:: Provided information ::

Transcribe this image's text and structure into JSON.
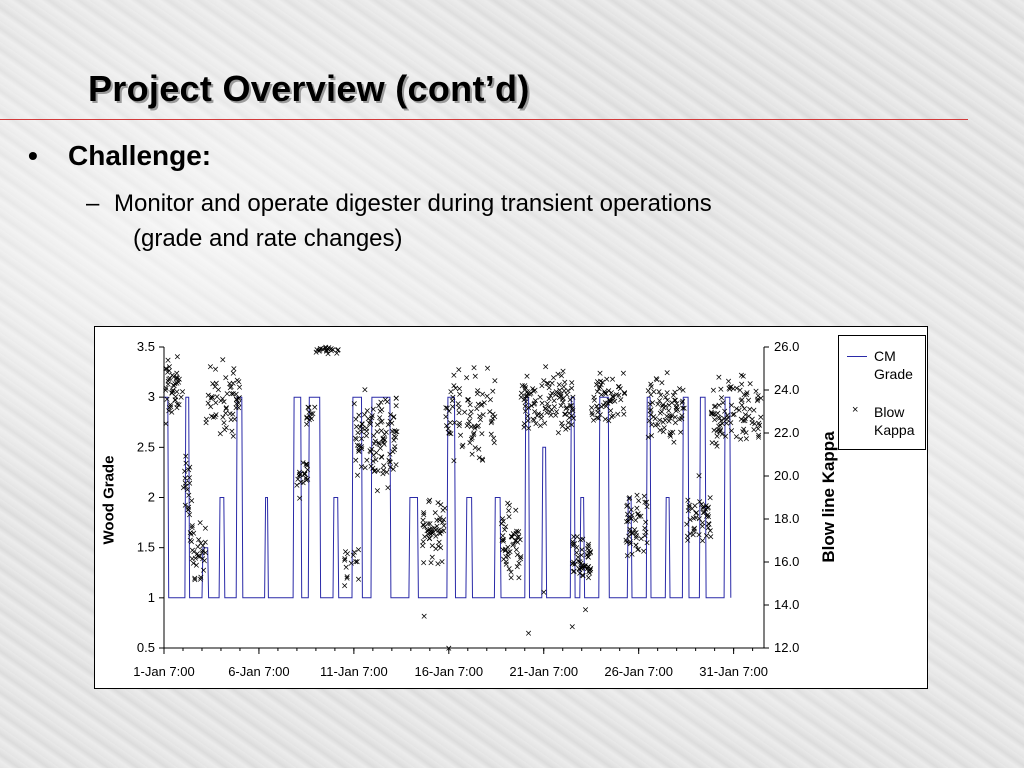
{
  "slide": {
    "title": "Project Overview (cont’d)",
    "bullet_symbol": "•",
    "bullet": "Challenge:",
    "sub_dash": "–",
    "sub_line1": "Monitor and operate digester during transient operations",
    "sub_line2": "(grade and rate changes)"
  },
  "colors": {
    "title_rule": "#d23a3a",
    "grade_line": "#2a2aa8",
    "kappa_marker": "#000000"
  },
  "chart_data": {
    "type": "line",
    "title": "",
    "ylabel": "Wood Grade",
    "y2label": "Blow line Kappa",
    "ylim": [
      0.5,
      3.5
    ],
    "y2lim": [
      12.0,
      26.0
    ],
    "yticks": [
      "0.5",
      "1",
      "1.5",
      "2",
      "2.5",
      "3",
      "3.5"
    ],
    "y2ticks": [
      "12.0",
      "14.0",
      "16.0",
      "18.0",
      "20.0",
      "22.0",
      "24.0",
      "26.0"
    ],
    "xlim_days": [
      1,
      32.6
    ],
    "xticks": [
      {
        "day": 1,
        "label": "1-Jan 7:00"
      },
      {
        "day": 6,
        "label": "6-Jan 7:00"
      },
      {
        "day": 11,
        "label": "11-Jan 7:00"
      },
      {
        "day": 16,
        "label": "16-Jan 7:00"
      },
      {
        "day": 21,
        "label": "21-Jan 7:00"
      },
      {
        "day": 26,
        "label": "26-Jan 7:00"
      },
      {
        "day": 31,
        "label": "31-Jan 7:00"
      }
    ],
    "legend_position": "right",
    "series": [
      {
        "name": "CM Grade",
        "axis": "left",
        "style": "line",
        "points": [
          [
            1.0,
            3.0
          ],
          [
            1.2,
            3.0
          ],
          [
            1.25,
            1.0
          ],
          [
            2.1,
            1.0
          ],
          [
            2.15,
            3.0
          ],
          [
            2.3,
            3.0
          ],
          [
            2.35,
            1.0
          ],
          [
            3.0,
            1.0
          ],
          [
            3.05,
            1.5
          ],
          [
            3.3,
            1.5
          ],
          [
            3.35,
            1.0
          ],
          [
            3.9,
            1.0
          ],
          [
            3.95,
            2.0
          ],
          [
            4.15,
            2.0
          ],
          [
            4.2,
            1.0
          ],
          [
            4.8,
            1.0
          ],
          [
            4.85,
            3.0
          ],
          [
            5.1,
            3.0
          ],
          [
            5.15,
            1.0
          ],
          [
            6.3,
            1.0
          ],
          [
            6.35,
            2.0
          ],
          [
            6.45,
            2.0
          ],
          [
            6.5,
            1.0
          ],
          [
            7.8,
            1.0
          ],
          [
            7.85,
            3.0
          ],
          [
            8.2,
            3.0
          ],
          [
            8.25,
            1.0
          ],
          [
            8.6,
            1.0
          ],
          [
            8.65,
            3.0
          ],
          [
            9.2,
            3.0
          ],
          [
            9.25,
            1.0
          ],
          [
            9.9,
            1.0
          ],
          [
            9.95,
            2.0
          ],
          [
            10.15,
            2.0
          ],
          [
            10.2,
            1.0
          ],
          [
            10.9,
            1.0
          ],
          [
            10.95,
            3.0
          ],
          [
            11.4,
            3.0
          ],
          [
            11.45,
            1.0
          ],
          [
            11.9,
            1.0
          ],
          [
            11.95,
            3.0
          ],
          [
            12.9,
            3.0
          ],
          [
            12.95,
            1.0
          ],
          [
            13.9,
            1.0
          ],
          [
            13.95,
            2.0
          ],
          [
            14.35,
            2.0
          ],
          [
            14.4,
            1.0
          ],
          [
            15.9,
            1.0
          ],
          [
            15.95,
            3.0
          ],
          [
            16.3,
            3.0
          ],
          [
            16.35,
            1.0
          ],
          [
            16.9,
            1.0
          ],
          [
            16.95,
            2.0
          ],
          [
            17.2,
            2.0
          ],
          [
            17.25,
            1.0
          ],
          [
            18.4,
            1.0
          ],
          [
            18.45,
            2.0
          ],
          [
            18.7,
            2.0
          ],
          [
            18.75,
            1.0
          ],
          [
            20.0,
            1.0
          ],
          [
            20.05,
            3.0
          ],
          [
            20.2,
            3.0
          ],
          [
            20.25,
            1.0
          ],
          [
            20.9,
            1.0
          ],
          [
            20.95,
            2.5
          ],
          [
            21.1,
            2.5
          ],
          [
            21.15,
            1.0
          ],
          [
            22.4,
            1.0
          ],
          [
            22.45,
            3.0
          ],
          [
            22.6,
            3.0
          ],
          [
            22.65,
            1.0
          ],
          [
            22.9,
            1.0
          ],
          [
            22.95,
            2.0
          ],
          [
            23.1,
            2.0
          ],
          [
            23.15,
            1.0
          ],
          [
            23.9,
            1.0
          ],
          [
            23.95,
            3.0
          ],
          [
            24.4,
            3.0
          ],
          [
            24.45,
            1.0
          ],
          [
            25.4,
            1.0
          ],
          [
            25.45,
            2.0
          ],
          [
            25.6,
            2.0
          ],
          [
            25.65,
            1.0
          ],
          [
            26.4,
            1.0
          ],
          [
            26.45,
            3.0
          ],
          [
            26.6,
            3.0
          ],
          [
            26.65,
            1.0
          ],
          [
            27.4,
            1.0
          ],
          [
            27.45,
            2.0
          ],
          [
            27.6,
            2.0
          ],
          [
            27.65,
            1.0
          ],
          [
            28.3,
            1.0
          ],
          [
            28.35,
            3.0
          ],
          [
            28.6,
            3.0
          ],
          [
            28.65,
            1.0
          ],
          [
            29.2,
            1.0
          ],
          [
            29.25,
            3.0
          ],
          [
            29.5,
            3.0
          ],
          [
            29.55,
            1.0
          ],
          [
            30.5,
            1.0
          ],
          [
            30.55,
            3.0
          ],
          [
            30.8,
            3.0
          ],
          [
            30.85,
            1.0
          ]
        ]
      },
      {
        "name": "Blow Kappa",
        "axis": "right",
        "style": "markers",
        "clusters": [
          {
            "day_from": 1.0,
            "day_to": 2.0,
            "kappa_mean": 24.0,
            "spread": 1.3,
            "count": 45
          },
          {
            "day_from": 2.0,
            "day_to": 2.5,
            "kappa_mean": 19.0,
            "spread": 1.8,
            "count": 22
          },
          {
            "day_from": 2.4,
            "day_to": 3.2,
            "kappa_mean": 16.5,
            "spread": 1.2,
            "count": 30
          },
          {
            "day_from": 3.2,
            "day_to": 5.0,
            "kappa_mean": 23.5,
            "spread": 1.5,
            "count": 60
          },
          {
            "day_from": 8.0,
            "day_to": 8.6,
            "kappa_mean": 20.0,
            "spread": 0.8,
            "count": 20
          },
          {
            "day_from": 8.5,
            "day_to": 9.0,
            "kappa_mean": 23.0,
            "spread": 1.0,
            "count": 12
          },
          {
            "day_from": 9.0,
            "day_to": 10.2,
            "kappa_mean": 25.9,
            "spread": 0.15,
            "count": 20
          },
          {
            "day_from": 10.5,
            "day_to": 11.3,
            "kappa_mean": 16.0,
            "spread": 1.0,
            "count": 15
          },
          {
            "day_from": 11.0,
            "day_to": 13.3,
            "kappa_mean": 21.8,
            "spread": 1.8,
            "count": 110
          },
          {
            "day_from": 14.5,
            "day_to": 15.8,
            "kappa_mean": 17.5,
            "spread": 1.3,
            "count": 55
          },
          {
            "day_from": 15.8,
            "day_to": 18.5,
            "kappa_mean": 22.8,
            "spread": 1.8,
            "count": 85
          },
          {
            "day_from": 18.7,
            "day_to": 19.8,
            "kappa_mean": 17.0,
            "spread": 1.5,
            "count": 50
          },
          {
            "day_from": 19.8,
            "day_to": 22.6,
            "kappa_mean": 23.3,
            "spread": 1.3,
            "count": 110
          },
          {
            "day_from": 22.5,
            "day_to": 23.5,
            "kappa_mean": 16.0,
            "spread": 1.0,
            "count": 55
          },
          {
            "day_from": 23.5,
            "day_to": 25.3,
            "kappa_mean": 23.5,
            "spread": 1.2,
            "count": 60
          },
          {
            "day_from": 25.3,
            "day_to": 26.5,
            "kappa_mean": 17.8,
            "spread": 1.5,
            "count": 50
          },
          {
            "day_from": 26.5,
            "day_to": 28.4,
            "kappa_mean": 23.0,
            "spread": 1.3,
            "count": 75
          },
          {
            "day_from": 28.5,
            "day_to": 29.8,
            "kappa_mean": 18.0,
            "spread": 1.5,
            "count": 45
          },
          {
            "day_from": 29.8,
            "day_to": 32.5,
            "kappa_mean": 23.0,
            "spread": 1.4,
            "count": 95
          }
        ],
        "outliers": [
          [
            14.7,
            13.5
          ],
          [
            16.0,
            12.0
          ],
          [
            20.2,
            12.7
          ],
          [
            22.5,
            13.0
          ],
          [
            23.2,
            13.8
          ],
          [
            21.0,
            14.6
          ]
        ]
      }
    ]
  }
}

:::

### Direction
Return every line above that contains the word "Blow".

### Result of this exercise
    "y2label": "Blow line Kappa",
        "name": "Blow Kappa",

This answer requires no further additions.